### Extracted data entries
═══

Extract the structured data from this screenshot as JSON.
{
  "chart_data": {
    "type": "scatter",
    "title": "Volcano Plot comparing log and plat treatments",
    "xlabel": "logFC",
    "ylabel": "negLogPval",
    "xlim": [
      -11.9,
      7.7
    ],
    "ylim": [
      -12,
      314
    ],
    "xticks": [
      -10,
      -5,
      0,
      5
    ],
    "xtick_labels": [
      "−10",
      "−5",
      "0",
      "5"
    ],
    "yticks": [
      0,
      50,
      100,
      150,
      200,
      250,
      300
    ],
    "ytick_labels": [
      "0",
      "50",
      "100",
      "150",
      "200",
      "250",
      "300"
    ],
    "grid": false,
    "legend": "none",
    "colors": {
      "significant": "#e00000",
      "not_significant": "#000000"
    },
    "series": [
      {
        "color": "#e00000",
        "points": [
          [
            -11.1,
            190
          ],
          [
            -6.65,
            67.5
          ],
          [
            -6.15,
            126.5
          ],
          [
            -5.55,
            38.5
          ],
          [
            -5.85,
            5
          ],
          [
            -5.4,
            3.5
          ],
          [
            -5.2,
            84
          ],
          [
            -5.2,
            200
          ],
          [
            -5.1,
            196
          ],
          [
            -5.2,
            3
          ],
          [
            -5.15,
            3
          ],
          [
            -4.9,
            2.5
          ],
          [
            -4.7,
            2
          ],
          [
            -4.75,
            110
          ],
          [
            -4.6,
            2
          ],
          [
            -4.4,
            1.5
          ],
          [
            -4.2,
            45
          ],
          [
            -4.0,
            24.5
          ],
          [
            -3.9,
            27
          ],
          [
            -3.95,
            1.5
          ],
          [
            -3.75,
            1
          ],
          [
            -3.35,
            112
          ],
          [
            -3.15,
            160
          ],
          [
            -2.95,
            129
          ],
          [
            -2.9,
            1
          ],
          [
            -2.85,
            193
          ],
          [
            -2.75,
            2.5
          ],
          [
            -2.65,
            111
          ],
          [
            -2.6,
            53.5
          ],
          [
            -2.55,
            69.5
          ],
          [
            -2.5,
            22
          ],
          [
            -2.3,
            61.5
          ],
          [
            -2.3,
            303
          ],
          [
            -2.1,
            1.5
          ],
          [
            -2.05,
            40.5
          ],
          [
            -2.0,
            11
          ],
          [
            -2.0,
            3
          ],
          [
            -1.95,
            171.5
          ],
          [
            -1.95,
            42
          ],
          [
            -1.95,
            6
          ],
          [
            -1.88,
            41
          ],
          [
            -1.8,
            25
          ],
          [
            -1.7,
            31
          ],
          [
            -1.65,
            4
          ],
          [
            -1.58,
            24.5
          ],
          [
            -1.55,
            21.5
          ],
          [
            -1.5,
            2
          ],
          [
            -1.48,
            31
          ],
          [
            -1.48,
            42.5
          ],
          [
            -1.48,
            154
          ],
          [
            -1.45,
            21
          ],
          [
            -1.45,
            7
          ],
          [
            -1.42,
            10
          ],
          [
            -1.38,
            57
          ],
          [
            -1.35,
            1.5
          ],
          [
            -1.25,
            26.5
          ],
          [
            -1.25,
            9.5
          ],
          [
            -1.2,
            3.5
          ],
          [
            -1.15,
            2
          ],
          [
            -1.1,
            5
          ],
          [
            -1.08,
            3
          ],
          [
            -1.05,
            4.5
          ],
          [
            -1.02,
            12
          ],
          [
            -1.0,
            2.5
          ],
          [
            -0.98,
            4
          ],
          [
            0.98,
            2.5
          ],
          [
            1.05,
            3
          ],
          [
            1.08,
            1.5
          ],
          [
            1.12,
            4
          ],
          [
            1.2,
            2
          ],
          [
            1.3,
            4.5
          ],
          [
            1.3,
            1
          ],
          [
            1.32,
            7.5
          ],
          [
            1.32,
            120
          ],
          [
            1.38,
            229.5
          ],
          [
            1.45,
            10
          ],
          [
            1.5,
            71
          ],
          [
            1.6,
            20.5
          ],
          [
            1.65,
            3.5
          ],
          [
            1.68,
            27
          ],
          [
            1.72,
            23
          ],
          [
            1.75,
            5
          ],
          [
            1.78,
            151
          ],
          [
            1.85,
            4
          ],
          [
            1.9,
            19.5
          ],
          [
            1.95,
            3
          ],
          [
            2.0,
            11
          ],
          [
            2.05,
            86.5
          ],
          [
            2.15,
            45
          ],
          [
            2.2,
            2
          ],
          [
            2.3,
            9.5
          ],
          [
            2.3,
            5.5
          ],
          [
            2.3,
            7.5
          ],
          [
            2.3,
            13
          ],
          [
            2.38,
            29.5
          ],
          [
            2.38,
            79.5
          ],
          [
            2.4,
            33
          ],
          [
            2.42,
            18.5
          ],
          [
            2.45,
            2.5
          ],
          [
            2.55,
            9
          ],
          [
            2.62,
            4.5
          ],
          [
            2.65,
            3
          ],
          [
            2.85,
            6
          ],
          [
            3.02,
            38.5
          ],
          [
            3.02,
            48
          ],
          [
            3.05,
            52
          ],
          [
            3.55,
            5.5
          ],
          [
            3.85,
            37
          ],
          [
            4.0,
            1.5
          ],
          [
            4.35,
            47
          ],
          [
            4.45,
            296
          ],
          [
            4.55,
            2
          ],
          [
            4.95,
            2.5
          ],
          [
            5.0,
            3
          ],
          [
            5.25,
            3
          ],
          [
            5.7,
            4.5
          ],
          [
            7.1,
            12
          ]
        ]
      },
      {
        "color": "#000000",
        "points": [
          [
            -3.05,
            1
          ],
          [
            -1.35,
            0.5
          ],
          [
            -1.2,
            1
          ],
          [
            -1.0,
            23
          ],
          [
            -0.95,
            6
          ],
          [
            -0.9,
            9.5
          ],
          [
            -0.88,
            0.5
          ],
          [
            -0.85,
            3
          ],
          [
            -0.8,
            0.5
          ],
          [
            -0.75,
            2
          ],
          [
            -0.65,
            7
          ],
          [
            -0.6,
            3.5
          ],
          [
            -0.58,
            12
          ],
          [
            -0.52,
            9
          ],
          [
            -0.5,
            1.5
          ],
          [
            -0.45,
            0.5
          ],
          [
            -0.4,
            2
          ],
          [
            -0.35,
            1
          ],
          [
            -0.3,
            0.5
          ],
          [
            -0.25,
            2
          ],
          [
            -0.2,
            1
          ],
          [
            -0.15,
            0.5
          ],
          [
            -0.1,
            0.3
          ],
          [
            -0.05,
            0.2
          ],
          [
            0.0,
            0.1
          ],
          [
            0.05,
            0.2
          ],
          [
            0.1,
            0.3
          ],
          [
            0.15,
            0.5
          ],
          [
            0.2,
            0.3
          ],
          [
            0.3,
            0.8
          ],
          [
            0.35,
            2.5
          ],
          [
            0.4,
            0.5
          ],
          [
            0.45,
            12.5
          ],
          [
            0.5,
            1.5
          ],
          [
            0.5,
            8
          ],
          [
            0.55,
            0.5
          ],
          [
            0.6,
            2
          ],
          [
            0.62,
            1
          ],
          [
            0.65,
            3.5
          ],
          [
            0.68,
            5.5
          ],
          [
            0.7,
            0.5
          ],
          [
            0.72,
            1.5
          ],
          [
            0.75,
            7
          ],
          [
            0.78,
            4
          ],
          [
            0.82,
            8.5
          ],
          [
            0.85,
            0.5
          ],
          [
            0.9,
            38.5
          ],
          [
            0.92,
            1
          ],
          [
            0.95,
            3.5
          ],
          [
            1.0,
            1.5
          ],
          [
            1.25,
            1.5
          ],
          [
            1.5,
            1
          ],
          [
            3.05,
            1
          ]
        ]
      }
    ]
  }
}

═══

### PROBLEM TO WORK ON
Every record should be repeated exactly; please leave none out.

### THE COMPLETED TASK
Extract the structured data from this screenshot as JSON.
{
  "chart_data": {
    "type": "scatter",
    "title": "Volcano Plot comparing log and plat treatments",
    "xlabel": "logFC",
    "ylabel": "negLogPval",
    "xlim": [
      -11.9,
      7.7
    ],
    "ylim": [
      -12,
      314
    ],
    "xticks": [
      -10,
      -5,
      0,
      5
    ],
    "xtick_labels": [
      "−10",
      "−5",
      "0",
      "5"
    ],
    "yticks": [
      0,
      50,
      100,
      150,
      200,
      250,
      300
    ],
    "ytick_labels": [
      "0",
      "50",
      "100",
      "150",
      "200",
      "250",
      "300"
    ],
    "grid": false,
    "legend": "none",
    "colors": {
      "significant": "#e00000",
      "not_significant": "#000000"
    },
    "series": [
      {
        "color": "#e00000",
        "points": [
          [
            -11.1,
            190
          ],
          [
            -6.65,
            67.5
          ],
          [
            -6.15,
            126.5
          ],
          [
            -5.55,
            38.5
          ],
          [
            -5.85,
            5
          ],
          [
            -5.4,
            3.5
          ],
          [
            -5.2,
            84
          ],
          [
            -5.2,
            200
          ],
          [
            -5.1,
            196
          ],
          [
            -5.2,
            3
          ],
          [
            -5.15,
            3
          ],
          [
            -4.9,
            2.5
          ],
          [
            -4.7,
            2
          ],
          [
            -4.75,
            110
          ],
          [
            -4.6,
            2
          ],
          [
            -4.4,
            1.5
          ],
          [
            -4.2,
            45
          ],
          [
            -4.0,
            24.5
          ],
          [
            -3.9,
            27
          ],
          [
            -3.95,
            1.5
          ],
          [
            -3.75,
            1
          ],
          [
            -3.35,
            112
          ],
          [
            -3.15,
            160
          ],
          [
            -2.95,
            129
          ],
          [
            -2.9,
            1
          ],
          [
            -2.85,
            193
          ],
          [
            -2.75,
            2.5
          ],
          [
            -2.65,
            111
          ],
          [
            -2.6,
            53.5
          ],
          [
            -2.55,
            69.5
          ],
          [
            -2.5,
            22
          ],
          [
            -2.3,
            61.5
          ],
          [
            -2.3,
            303
          ],
          [
            -2.1,
            1.5
          ],
          [
            -2.05,
            40.5
          ],
          [
            -2.0,
            11
          ],
          [
            -2.0,
            3
          ],
          [
            -1.95,
            171.5
          ],
          [
            -1.95,
            42
          ],
          [
            -1.95,
            6
          ],
          [
            -1.88,
            41
          ],
          [
            -1.8,
            25
          ],
          [
            -1.7,
            31
          ],
          [
            -1.65,
            4
          ],
          [
            -1.58,
            24.5
          ],
          [
            -1.55,
            21.5
          ],
          [
            -1.5,
            2
          ],
          [
            -1.48,
            31
          ],
          [
            -1.48,
            42.5
          ],
          [
            -1.48,
            154
          ],
          [
            -1.45,
            21
          ],
          [
            -1.45,
            7
          ],
          [
            -1.42,
            10
          ],
          [
            -1.38,
            57
          ],
          [
            -1.35,
            1.5
          ],
          [
            -1.25,
            26.5
          ],
          [
            -1.25,
            9.5
          ],
          [
            -1.2,
            3.5
          ],
          [
            -1.15,
            2
          ],
          [
            -1.1,
            5
          ],
          [
            -1.08,
            3
          ],
          [
            -1.05,
            4.5
          ],
          [
            -1.02,
            12
          ],
          [
            -1.0,
            2.5
          ],
          [
            -0.98,
            4
          ],
          [
            0.98,
            2.5
          ],
          [
            1.05,
            3
          ],
          [
            1.08,
            1.5
          ],
          [
            1.12,
            4
          ],
          [
            1.2,
            2
          ],
          [
            1.3,
            4.5
          ],
          [
            1.3,
            1
          ],
          [
            1.32,
            7.5
          ],
          [
            1.32,
            120
          ],
          [
            1.38,
            229.5
          ],
          [
            1.45,
            10
          ],
          [
            1.5,
            71
          ],
          [
            1.6,
            20.5
          ],
          [
            1.65,
            3.5
          ],
          [
            1.68,
            27
          ],
          [
            1.72,
            23
          ],
          [
            1.75,
            5
          ],
          [
            1.78,
            151
          ],
          [
            1.85,
            4
          ],
          [
            1.9,
            19.5
          ],
          [
            1.95,
            3
          ],
          [
            2.0,
            11
          ],
          [
            2.05,
            86.5
          ],
          [
            2.15,
            45
          ],
          [
            2.2,
            2
          ],
          [
            2.3,
            9.5
          ],
          [
            2.3,
            5.5
          ],
          [
            2.3,
            7.5
          ],
          [
            2.3,
            13
          ],
          [
            2.38,
            29.5
          ],
          [
            2.38,
            79.5
          ],
          [
            2.4,
            33
          ],
          [
            2.42,
            18.5
          ],
          [
            2.45,
            2.5
          ],
          [
            2.55,
            9
          ],
          [
            2.62,
            4.5
          ],
          [
            2.65,
            3
          ],
          [
            2.85,
            6
          ],
          [
            3.02,
            38.5
          ],
          [
            3.02,
            48
          ],
          [
            3.05,
            52
          ],
          [
            3.55,
            5.5
          ],
          [
            3.85,
            37
          ],
          [
            4.0,
            1.5
          ],
          [
            4.35,
            47
          ],
          [
            4.45,
            296
          ],
          [
            4.55,
            2
          ],
          [
            4.95,
            2.5
          ],
          [
            5.0,
            3
          ],
          [
            5.25,
            3
          ],
          [
            5.7,
            4.5
          ],
          [
            7.1,
            12
          ]
        ]
      },
      {
        "color": "#000000",
        "points": [
          [
            -3.05,
            1
          ],
          [
            -1.35,
            0.5
          ],
          [
            -1.2,
            1
          ],
          [
            -1.0,
            23
          ],
          [
            -0.95,
            6
          ],
          [
            -0.9,
            9.5
          ],
          [
            -0.88,
            0.5
          ],
          [
            -0.85,
            3
          ],
          [
            -0.8,
            0.5
          ],
          [
            -0.75,
            2
          ],
          [
            -0.65,
            7
          ],
          [
            -0.6,
            3.5
          ],
          [
            -0.58,
            12
          ],
          [
            -0.52,
            9
          ],
          [
            -0.5,
            1.5
          ],
          [
            -0.45,
            0.5
          ],
          [
            -0.4,
            2
          ],
          [
            -0.35,
            1
          ],
          [
            -0.3,
            0.5
          ],
          [
            -0.25,
            2
          ],
          [
            -0.2,
            1
          ],
          [
            -0.15,
            0.5
          ],
          [
            -0.1,
            0.3
          ],
          [
            -0.05,
            0.2
          ],
          [
            0.0,
            0.1
          ],
          [
            0.05,
            0.2
          ],
          [
            0.1,
            0.3
          ],
          [
            0.15,
            0.5
          ],
          [
            0.2,
            0.3
          ],
          [
            0.3,
            0.8
          ],
          [
            0.35,
            2.5
          ],
          [
            0.4,
            0.5
          ],
          [
            0.45,
            12.5
          ],
          [
            0.5,
            1.5
          ],
          [
            0.5,
            8
          ],
          [
            0.55,
            0.5
          ],
          [
            0.6,
            2
          ],
          [
            0.62,
            1
          ],
          [
            0.65,
            3.5
          ],
          [
            0.68,
            5.5
          ],
          [
            0.7,
            0.5
          ],
          [
            0.72,
            1.5
          ],
          [
            0.75,
            7
          ],
          [
            0.78,
            4
          ],
          [
            0.82,
            8.5
          ],
          [
            0.85,
            0.5
          ],
          [
            0.9,
            38.5
          ],
          [
            0.92,
            1
          ],
          [
            0.95,
            3.5
          ],
          [
            1.0,
            1.5
          ],
          [
            1.25,
            1.5
          ],
          [
            1.5,
            1
          ],
          [
            3.05,
            1
          ]
        ]
      }
    ]
  }
}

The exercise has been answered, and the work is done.